● **DOCUMENT EXTRACT**
☆ ☆ ☆ ☆ ☆ ☆ ☆

Projects:2017s1-103 Improving Usability and User Interaction with KALDI Open- Source Speech Recogniser
Summary: KALDI speech recognition software is designed for use by researchers and, as a result, is not user friendly. A project evaluating the performance of KALDI was able to demonstrate that operating KALDI via a graphical user interface was possible with a proof-of-concept. This project builds upon the proof-of-concept with a focus on usability to enable non-technical users to use KALDI for decoding speech from both pre-recorded audio and live through a recording device, using models of their choosing.
Contents
Project Team
Students
- George Mao (usability design, implementation and evaluation)
- Vinil Chukkapally (live decoding investigation and integration)
Supervisors
- Dr. Said Al-Sarawi
- Dr. Ahmad Hashemi-Sakhtsari (DST Group)
Project Context
This project follows from a 2015 project which examined the performance of the KALDI speech recognition toolkit, with the support of DST Group.
What is KALDI?
KALDI is a free and open-source software toolkit for automatic speech recognition. It is designed for speech recognition researchers [1], and so requires speech recognition knowledge and familiarity with scripting to operate. As such, it is difficult for those without such knowledge or familiarity to use.
Previous Work
While the 2015 project did produce a user interface, it was primarily proof-of-concept. As such, it was not created with usability in mind and so is not particularly user friendly. The "on-line" (live) decoding function featured by the interface is also limited in functionality, running for a fixed duration of approximately 60 seconds and giving no choice of models.
Aim of the Project
The aim of this project is to enable users to access functionalities of KALDI without the knowledge of scripting, a language like Bash, or detailed knowledge of the internal algorithms of KALDI by the design and development of a graphical user interface (GUI).
Furthermore, attempts will be made to transcribe live audio speech continuously, with functionality operable from the interface.
Background
Acoustic and Language Models
It can be said that spoken speech is language that is "coded" into sounds, and thus the transcription of verbal speech can be considered as "decoding" the audio. In speech recognition, such "code" is characterised by acoustic and language models. Acoustic models describe the words or sounds of a language by their acoustic features (properties). Language models define the structure of a language, using statistics of the probability of a sequence of words forming a valid sentence. By using appropriate acoustic and language models, a speech recogniser can, in theory, decode for any combination of language and speaker.
Usability
Usability is commonly described as how easy a system is to use by its target demographic in its intended operating environment [3]. In general, usability engineering models describe measures of usability in terms of [3][4][5]:
- Learnability (ease of learning).
- Efficiency of use after learning.
- Ability for infrequent use without needing to relearn.
- The frequency and severity of user errors.
- Subjective user satisfaction.
It then follows that a system with high usability is one that is easy to learn, efficiently used after learning, intuitive, prevents user errors and subjectively satisfying to the user.

☆ ☆ ☆ ☆ ☆ ☆ ☆

● **TASK REQUIREMENTS**
a - Reproduce the passage of the KALDI project page starting with "- Vinil Chukkapally" and going on through "familiarity to use.".
b - List every measure of usability that the KALDI project page says usability engineering models describe.
The entries are material separate from the KALDI project page.

● **PROVIDED DATA**
☆ ☆ ☆ ☆ ☆ ☆ ☆

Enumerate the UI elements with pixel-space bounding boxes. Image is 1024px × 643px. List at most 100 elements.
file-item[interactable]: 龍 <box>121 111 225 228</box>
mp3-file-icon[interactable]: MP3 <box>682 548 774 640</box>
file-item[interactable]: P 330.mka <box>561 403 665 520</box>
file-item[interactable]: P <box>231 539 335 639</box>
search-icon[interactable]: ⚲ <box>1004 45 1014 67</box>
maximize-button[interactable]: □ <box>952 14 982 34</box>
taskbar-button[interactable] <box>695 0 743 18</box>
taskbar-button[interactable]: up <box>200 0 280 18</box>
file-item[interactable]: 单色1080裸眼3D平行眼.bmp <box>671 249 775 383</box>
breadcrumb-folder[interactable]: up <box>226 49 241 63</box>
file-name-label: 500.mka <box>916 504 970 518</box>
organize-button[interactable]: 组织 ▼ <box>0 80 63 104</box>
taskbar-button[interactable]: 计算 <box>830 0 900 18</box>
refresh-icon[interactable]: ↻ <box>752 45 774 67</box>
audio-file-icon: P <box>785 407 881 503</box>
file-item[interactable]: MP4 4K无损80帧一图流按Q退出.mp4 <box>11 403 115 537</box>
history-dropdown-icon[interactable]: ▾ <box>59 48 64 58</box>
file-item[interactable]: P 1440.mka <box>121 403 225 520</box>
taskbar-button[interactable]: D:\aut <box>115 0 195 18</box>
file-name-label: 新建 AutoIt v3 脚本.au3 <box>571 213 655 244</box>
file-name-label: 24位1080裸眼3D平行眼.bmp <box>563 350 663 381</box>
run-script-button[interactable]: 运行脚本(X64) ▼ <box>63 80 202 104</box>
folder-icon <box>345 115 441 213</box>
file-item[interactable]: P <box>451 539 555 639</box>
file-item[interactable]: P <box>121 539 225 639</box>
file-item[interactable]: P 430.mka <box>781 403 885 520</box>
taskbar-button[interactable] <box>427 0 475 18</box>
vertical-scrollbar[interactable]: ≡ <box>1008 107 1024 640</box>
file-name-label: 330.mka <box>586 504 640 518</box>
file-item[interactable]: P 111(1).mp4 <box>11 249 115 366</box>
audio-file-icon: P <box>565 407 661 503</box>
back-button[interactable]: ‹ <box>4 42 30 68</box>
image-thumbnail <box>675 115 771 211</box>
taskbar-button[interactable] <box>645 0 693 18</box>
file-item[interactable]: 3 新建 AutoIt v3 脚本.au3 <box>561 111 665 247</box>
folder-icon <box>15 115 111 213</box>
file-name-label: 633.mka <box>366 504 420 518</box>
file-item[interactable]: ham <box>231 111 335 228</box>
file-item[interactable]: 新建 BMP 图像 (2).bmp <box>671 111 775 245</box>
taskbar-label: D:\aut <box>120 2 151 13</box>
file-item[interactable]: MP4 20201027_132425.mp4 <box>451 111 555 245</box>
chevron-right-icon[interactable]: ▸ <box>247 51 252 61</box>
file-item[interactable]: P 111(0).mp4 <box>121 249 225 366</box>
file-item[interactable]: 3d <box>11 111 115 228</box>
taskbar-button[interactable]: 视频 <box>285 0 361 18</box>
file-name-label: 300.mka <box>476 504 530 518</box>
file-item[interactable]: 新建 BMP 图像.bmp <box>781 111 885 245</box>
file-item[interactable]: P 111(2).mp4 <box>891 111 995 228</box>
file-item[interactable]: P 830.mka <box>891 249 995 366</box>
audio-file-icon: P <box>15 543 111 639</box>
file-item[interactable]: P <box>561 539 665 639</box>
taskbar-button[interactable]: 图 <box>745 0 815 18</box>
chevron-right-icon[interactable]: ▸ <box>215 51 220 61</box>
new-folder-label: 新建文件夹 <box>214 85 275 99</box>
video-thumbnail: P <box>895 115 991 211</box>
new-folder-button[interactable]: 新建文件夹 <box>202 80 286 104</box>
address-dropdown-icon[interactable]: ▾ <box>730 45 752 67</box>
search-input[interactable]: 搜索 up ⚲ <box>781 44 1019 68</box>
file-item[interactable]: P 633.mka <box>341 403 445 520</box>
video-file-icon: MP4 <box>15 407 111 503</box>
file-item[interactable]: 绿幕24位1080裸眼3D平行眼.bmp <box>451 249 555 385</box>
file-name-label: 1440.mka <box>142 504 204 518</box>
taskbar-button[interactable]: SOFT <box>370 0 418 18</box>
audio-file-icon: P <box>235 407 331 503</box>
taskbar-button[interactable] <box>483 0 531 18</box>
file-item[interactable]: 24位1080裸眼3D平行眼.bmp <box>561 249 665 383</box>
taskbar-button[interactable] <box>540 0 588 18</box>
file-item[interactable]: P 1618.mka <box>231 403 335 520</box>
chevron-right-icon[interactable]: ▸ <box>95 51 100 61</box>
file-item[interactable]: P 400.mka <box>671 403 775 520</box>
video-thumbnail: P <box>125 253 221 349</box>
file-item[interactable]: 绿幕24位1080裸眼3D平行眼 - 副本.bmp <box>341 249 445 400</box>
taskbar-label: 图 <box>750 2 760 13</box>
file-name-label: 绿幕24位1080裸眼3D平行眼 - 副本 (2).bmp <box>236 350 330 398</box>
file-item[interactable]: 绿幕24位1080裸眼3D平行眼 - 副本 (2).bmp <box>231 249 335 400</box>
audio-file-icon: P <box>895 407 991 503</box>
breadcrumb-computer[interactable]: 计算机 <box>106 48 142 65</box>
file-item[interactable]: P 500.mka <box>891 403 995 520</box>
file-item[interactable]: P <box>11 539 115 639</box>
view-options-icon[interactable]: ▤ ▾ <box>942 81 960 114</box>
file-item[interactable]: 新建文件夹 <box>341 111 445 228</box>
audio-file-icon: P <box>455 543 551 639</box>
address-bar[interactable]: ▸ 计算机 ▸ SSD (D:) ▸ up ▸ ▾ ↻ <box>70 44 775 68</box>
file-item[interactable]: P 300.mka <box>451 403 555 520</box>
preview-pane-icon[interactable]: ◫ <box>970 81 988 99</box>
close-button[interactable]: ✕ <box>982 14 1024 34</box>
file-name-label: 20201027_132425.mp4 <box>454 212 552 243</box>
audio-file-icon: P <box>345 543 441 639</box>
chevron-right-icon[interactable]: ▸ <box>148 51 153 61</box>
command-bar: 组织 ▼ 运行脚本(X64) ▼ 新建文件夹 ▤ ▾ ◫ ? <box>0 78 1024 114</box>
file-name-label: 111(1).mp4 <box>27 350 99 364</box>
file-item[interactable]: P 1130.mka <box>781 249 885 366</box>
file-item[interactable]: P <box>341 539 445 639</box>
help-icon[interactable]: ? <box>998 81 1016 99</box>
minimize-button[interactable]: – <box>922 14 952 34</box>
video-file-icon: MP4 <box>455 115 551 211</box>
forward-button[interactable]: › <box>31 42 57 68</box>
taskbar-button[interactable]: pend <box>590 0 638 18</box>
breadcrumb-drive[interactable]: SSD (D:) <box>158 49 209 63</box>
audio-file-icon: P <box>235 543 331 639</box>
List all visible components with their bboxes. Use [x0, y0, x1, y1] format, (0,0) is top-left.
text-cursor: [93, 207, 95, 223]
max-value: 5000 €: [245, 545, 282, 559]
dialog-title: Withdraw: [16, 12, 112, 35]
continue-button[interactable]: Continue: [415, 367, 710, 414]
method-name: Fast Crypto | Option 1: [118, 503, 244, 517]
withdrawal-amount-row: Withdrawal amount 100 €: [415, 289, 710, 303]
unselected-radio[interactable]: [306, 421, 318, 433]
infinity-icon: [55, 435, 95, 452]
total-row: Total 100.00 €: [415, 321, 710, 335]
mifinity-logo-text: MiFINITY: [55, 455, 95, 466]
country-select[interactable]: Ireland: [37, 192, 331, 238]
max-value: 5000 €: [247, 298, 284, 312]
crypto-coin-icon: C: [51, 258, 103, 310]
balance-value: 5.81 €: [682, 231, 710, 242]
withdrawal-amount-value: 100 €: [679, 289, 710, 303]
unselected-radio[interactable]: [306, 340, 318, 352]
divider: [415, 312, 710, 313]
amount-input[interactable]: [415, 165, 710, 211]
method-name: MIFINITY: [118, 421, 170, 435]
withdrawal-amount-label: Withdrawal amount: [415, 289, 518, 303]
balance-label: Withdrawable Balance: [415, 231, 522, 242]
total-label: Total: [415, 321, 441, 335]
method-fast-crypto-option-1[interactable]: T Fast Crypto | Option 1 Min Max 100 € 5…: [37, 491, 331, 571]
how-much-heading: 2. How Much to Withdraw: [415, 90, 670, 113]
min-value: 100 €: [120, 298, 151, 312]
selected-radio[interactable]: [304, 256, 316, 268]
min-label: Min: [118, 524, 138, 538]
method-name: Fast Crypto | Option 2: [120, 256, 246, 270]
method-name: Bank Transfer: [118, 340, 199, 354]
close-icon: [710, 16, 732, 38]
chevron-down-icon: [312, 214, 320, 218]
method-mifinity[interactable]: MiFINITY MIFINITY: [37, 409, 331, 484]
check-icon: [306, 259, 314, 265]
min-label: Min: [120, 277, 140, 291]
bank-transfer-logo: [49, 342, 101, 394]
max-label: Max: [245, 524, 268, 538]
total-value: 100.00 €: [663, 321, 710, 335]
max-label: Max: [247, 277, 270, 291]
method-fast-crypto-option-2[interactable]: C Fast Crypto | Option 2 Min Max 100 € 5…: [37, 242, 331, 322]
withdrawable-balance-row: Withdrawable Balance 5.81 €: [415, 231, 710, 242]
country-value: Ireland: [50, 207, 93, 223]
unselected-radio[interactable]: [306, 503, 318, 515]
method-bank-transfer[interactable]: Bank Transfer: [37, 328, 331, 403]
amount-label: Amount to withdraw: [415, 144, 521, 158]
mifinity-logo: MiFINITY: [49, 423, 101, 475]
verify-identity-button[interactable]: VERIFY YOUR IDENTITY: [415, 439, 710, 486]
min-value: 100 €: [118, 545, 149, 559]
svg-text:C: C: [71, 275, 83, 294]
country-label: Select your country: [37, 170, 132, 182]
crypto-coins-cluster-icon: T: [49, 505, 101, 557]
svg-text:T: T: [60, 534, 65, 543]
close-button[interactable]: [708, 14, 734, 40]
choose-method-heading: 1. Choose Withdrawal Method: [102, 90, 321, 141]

☆ ☆ ☆ ☆ ☆ ☆ ☆

● **SOLUTIONS PER TASK**
a -
- Vinil Chukkapally (live decoding investigation and integration)
Supervisors
- Dr. Said Al-Sarawi
- Dr. Ahmad Hashemi-Sakhtsari (DST Group)
Project Context
This project follows from a 2015 project which examined the performance of the KALDI speech recognition toolkit, with the support of DST Group.
What is KALDI?
KALDI is a free and open-source software toolkit for automatic speech recognition. It is designed for speech recognition researchers [1], and so requires speech recognition knowledge and familiarity with scripting to operate. As such, it is difficult for those without such knowledge or familiarity to use.

b -
- Learnability (ease of learning)
- Efficiency of use after learning
- Ability for infrequent use without needing to relearn
- The frequency and severity of user errors
- Subjective user satisfaction